---------- Listing
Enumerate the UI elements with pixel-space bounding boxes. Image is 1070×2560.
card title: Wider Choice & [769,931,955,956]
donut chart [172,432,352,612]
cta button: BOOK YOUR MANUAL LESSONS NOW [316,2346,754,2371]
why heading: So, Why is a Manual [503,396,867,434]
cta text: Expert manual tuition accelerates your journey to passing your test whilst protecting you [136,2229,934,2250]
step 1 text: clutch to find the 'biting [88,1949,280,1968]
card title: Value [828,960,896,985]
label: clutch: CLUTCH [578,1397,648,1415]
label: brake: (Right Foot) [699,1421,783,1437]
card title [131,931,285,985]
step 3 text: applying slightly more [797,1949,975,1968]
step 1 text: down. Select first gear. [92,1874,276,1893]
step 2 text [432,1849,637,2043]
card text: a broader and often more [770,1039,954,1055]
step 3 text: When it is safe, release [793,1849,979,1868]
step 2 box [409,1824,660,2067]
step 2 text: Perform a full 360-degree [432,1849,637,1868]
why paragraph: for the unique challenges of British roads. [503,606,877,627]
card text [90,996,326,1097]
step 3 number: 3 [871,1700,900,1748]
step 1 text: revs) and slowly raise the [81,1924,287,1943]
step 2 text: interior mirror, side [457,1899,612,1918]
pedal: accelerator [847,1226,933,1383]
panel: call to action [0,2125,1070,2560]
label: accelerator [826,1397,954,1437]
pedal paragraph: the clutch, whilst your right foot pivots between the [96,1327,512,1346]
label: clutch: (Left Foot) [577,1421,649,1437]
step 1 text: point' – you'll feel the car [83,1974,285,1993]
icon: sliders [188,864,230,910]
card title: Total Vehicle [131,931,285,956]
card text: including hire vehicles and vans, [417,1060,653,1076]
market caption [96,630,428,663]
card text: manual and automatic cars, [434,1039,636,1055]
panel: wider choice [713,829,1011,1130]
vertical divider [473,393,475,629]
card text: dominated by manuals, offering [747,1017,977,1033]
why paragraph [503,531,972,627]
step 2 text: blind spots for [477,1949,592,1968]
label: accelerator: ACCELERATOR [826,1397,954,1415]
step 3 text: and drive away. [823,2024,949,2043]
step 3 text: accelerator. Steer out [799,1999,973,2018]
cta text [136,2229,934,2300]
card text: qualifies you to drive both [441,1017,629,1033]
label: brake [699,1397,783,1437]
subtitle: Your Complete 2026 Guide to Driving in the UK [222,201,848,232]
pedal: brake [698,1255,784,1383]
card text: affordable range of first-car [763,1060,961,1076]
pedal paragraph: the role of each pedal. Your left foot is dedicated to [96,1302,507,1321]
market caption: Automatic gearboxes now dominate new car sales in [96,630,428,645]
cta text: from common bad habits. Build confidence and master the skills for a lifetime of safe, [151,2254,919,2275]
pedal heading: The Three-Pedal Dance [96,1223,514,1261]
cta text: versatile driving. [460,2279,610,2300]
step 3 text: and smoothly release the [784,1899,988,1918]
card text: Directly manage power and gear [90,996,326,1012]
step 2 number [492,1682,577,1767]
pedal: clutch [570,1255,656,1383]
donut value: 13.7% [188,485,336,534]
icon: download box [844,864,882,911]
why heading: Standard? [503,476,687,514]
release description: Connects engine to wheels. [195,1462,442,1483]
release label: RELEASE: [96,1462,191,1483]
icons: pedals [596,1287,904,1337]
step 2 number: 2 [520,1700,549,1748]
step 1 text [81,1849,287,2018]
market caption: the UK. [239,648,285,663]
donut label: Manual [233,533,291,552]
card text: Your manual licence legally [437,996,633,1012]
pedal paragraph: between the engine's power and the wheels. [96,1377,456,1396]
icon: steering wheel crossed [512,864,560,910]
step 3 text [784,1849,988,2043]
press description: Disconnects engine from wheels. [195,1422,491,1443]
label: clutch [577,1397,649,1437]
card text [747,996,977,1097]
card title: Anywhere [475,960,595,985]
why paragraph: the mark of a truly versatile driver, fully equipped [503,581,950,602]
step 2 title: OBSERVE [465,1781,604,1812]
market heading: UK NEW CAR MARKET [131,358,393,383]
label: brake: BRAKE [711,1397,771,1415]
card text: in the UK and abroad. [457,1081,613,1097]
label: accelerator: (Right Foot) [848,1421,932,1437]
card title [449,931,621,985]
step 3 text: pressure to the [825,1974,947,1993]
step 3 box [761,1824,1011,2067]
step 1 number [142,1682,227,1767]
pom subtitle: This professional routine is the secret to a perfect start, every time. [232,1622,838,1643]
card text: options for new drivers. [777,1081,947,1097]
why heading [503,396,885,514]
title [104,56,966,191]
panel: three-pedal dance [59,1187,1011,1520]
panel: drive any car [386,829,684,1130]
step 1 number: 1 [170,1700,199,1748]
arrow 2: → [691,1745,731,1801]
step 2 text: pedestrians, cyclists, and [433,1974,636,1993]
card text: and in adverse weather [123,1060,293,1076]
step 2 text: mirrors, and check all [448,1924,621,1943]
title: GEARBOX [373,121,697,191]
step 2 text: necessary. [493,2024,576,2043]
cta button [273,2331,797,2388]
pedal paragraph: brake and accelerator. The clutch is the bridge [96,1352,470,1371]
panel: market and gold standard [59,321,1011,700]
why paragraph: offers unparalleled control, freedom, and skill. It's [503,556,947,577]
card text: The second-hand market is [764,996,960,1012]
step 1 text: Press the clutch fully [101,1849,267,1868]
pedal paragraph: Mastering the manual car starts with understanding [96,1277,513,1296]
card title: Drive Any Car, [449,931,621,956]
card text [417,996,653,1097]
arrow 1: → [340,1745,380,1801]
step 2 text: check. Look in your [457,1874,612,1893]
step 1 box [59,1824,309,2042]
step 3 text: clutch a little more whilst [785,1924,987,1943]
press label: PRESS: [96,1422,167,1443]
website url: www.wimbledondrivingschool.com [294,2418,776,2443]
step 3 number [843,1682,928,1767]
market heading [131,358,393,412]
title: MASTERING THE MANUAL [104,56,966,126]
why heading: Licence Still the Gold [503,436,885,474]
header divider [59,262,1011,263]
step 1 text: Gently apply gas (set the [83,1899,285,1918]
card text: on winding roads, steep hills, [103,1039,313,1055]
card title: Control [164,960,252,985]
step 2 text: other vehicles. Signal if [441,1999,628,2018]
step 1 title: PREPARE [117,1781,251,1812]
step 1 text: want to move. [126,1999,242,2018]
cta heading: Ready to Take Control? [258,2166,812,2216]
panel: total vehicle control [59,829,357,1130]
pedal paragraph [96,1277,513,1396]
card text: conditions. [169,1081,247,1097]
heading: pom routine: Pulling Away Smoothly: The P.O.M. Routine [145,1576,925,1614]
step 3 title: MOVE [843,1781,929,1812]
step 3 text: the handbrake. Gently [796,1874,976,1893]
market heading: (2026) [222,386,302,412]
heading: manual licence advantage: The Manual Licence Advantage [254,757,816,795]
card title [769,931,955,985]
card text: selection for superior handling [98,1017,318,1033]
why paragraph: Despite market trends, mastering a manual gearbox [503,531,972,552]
--------------------
** Exercise instructions **
Rewrite all of the entries above, changing every "card text" to "card body" and leaving everything else as it is.

** Worked answer **
Enumerate the UI elements with pixel-space bounding boxes. Image is 1070×2560.
card title: Wider Choice & [769,931,955,956]
donut chart [172,432,352,612]
cta button: BOOK YOUR MANUAL LESSONS NOW [316,2346,754,2371]
why heading: So, Why is a Manual [503,396,867,434]
cta text: Expert manual tuition accelerates your journey to passing your test whilst protecting you [136,2229,934,2250]
step 1 text: clutch to find the 'biting [88,1949,280,1968]
card title: Value [828,960,896,985]
label: clutch: CLUTCH [578,1397,648,1415]
label: brake: (Right Foot) [699,1421,783,1437]
card title [131,931,285,985]
step 3 text: applying slightly more [797,1949,975,1968]
step 1 text: down. Select first gear. [92,1874,276,1893]
step 2 text [432,1849,637,2043]
card body: a broader and often more [770,1039,954,1055]
step 3 text: When it is safe, release [793,1849,979,1868]
step 2 box [409,1824,660,2067]
step 2 text: Perform a full 360-degree [432,1849,637,1868]
why paragraph: for the unique challenges of British roads. [503,606,877,627]
card body [90,996,326,1097]
step 3 number: 3 [871,1700,900,1748]
step 1 text: revs) and slowly raise the [81,1924,287,1943]
step 2 text: interior mirror, side [457,1899,612,1918]
pedal: accelerator [847,1226,933,1383]
panel: call to action [0,2125,1070,2560]
label: accelerator [826,1397,954,1437]
pedal paragraph: the clutch, whilst your right foot pivots between the [96,1327,512,1346]
label: clutch: (Left Foot) [577,1421,649,1437]
step 1 text: point' – you'll feel the car [83,1974,285,1993]
icon: sliders [188,864,230,910]
card title: Total Vehicle [131,931,285,956]
card body: including hire vehicles and vans, [417,1060,653,1076]
market caption [96,630,428,663]
card body: manual and automatic cars, [434,1039,636,1055]
panel: wider choice [713,829,1011,1130]
vertical divider [473,393,475,629]
card body: dominated by manuals, offering [747,1017,977,1033]
why paragraph [503,531,972,627]
step 2 text: blind spots for [477,1949,592,1968]
label: accelerator: ACCELERATOR [826,1397,954,1415]
step 3 text: and drive away. [823,2024,949,2043]
step 3 text: accelerator. Steer out [799,1999,973,2018]
cta text [136,2229,934,2300]
card body: qualifies you to drive both [441,1017,629,1033]
label: brake [699,1397,783,1437]
subtitle: Your Complete 2026 Guide to Driving in the UK [222,201,848,232]
pedal: brake [698,1255,784,1383]
card body: affordable range of first-car [763,1060,961,1076]
pedal paragraph: the role of each pedal. Your left foot is dedicated to [96,1302,507,1321]
market caption: Automatic gearboxes now dominate new car sales in [96,630,428,645]
cta text: from common bad habits. Build confidence and master the skills for a lifetime of safe, [151,2254,919,2275]
pedal heading: The Three-Pedal Dance [96,1223,514,1261]
cta text: versatile driving. [460,2279,610,2300]
step 3 text: and smoothly release the [784,1899,988,1918]
card body: Directly manage power and gear [90,996,326,1012]
step 2 number [492,1682,577,1767]
pedal: clutch [570,1255,656,1383]
donut value: 13.7% [188,485,336,534]
icon: download box [844,864,882,911]
why heading: Standard? [503,476,687,514]
release description: Connects engine to wheels. [195,1462,442,1483]
release label: RELEASE: [96,1462,191,1483]
icons: pedals [596,1287,904,1337]
step 2 number: 2 [520,1700,549,1748]
step 1 text [81,1849,287,2018]
market caption: the UK. [239,648,285,663]
donut label: Manual [233,533,291,552]
card body: Your manual licence legally [437,996,633,1012]
pedal paragraph: between the engine's power and the wheels. [96,1377,456,1396]
icon: steering wheel crossed [512,864,560,910]
step 3 text [784,1849,988,2043]
press description: Disconnects engine from wheels. [195,1422,491,1443]
label: clutch [577,1397,649,1437]
card body [747,996,977,1097]
card title: Anywhere [475,960,595,985]
why paragraph: the mark of a truly versatile driver, fully equipped [503,581,950,602]
step 2 title: OBSERVE [465,1781,604,1812]
market heading: UK NEW CAR MARKET [131,358,393,383]
label: brake: BRAKE [711,1397,771,1415]
card body: in the UK and abroad. [457,1081,613,1097]
label: accelerator: (Right Foot) [848,1421,932,1437]
card title [449,931,621,985]
step 3 text: pressure to the [825,1974,947,1993]
step 3 box [761,1824,1011,2067]
step 1 number [142,1682,227,1767]
pom subtitle: This professional routine is the secret to a perfect start, every time. [232,1622,838,1643]
card body: options for new drivers. [777,1081,947,1097]
why heading [503,396,885,514]
title [104,56,966,191]
panel: three-pedal dance [59,1187,1011,1520]
panel: drive any car [386,829,684,1130]
step 1 number: 1 [170,1700,199,1748]
arrow 2: → [691,1745,731,1801]
step 2 text: pedestrians, cyclists, and [433,1974,636,1993]
card body: and in adverse weather [123,1060,293,1076]
step 2 text: mirrors, and check all [448,1924,621,1943]
title: GEARBOX [373,121,697,191]
step 2 text: necessary. [493,2024,576,2043]
cta button [273,2331,797,2388]
pedal paragraph: brake and accelerator. The clutch is the bridge [96,1352,470,1371]
panel: market and gold standard [59,321,1011,700]
why paragraph: offers unparalleled control, freedom, and skill. It's [503,556,947,577]
card body: The second-hand market is [764,996,960,1012]
step 1 text: Press the clutch fully [101,1849,267,1868]
pedal paragraph: Mastering the manual car starts with understanding [96,1277,513,1296]
card title: Drive Any Car, [449,931,621,956]
card body [417,996,653,1097]
arrow 1: → [340,1745,380,1801]
step 2 text: check. Look in your [457,1874,612,1893]
step 1 box [59,1824,309,2042]
step 3 text: clutch a little more whilst [785,1924,987,1943]
press label: PRESS: [96,1422,167,1443]
website url: www.wimbledondrivingschool.com [294,2418,776,2443]
step 3 number [843,1682,928,1767]
market heading [131,358,393,412]
title: MASTERING THE MANUAL [104,56,966,126]
why heading: Licence Still the Gold [503,436,885,474]
header divider [59,262,1011,263]
step 1 text: Gently apply gas (set the [83,1899,285,1918]
card body: on winding roads, steep hills, [103,1039,313,1055]
card title: Control [164,960,252,985]
step 2 text: other vehicles. Signal if [441,1999,628,2018]
step 1 title: PREPARE [117,1781,251,1812]
step 1 text: want to move. [126,1999,242,2018]
cta heading: Ready to Take Control? [258,2166,812,2216]
panel: total vehicle control [59,829,357,1130]
pedal paragraph [96,1277,513,1396]
card body: conditions. [169,1081,247,1097]
heading: pom routine: Pulling Away Smoothly: The P.O.M. Routine [145,1576,925,1614]
step 3 title: MOVE [843,1781,929,1812]
step 3 text: the handbrake. Gently [796,1874,976,1893]
market heading: (2026) [222,386,302,412]
heading: manual licence advantage: The Manual Licence Advantage [254,757,816,795]
card title [769,931,955,985]
card body: selection for superior handling [98,1017,318,1033]
why paragraph: Despite market trends, mastering a manual gearbox [503,531,972,552]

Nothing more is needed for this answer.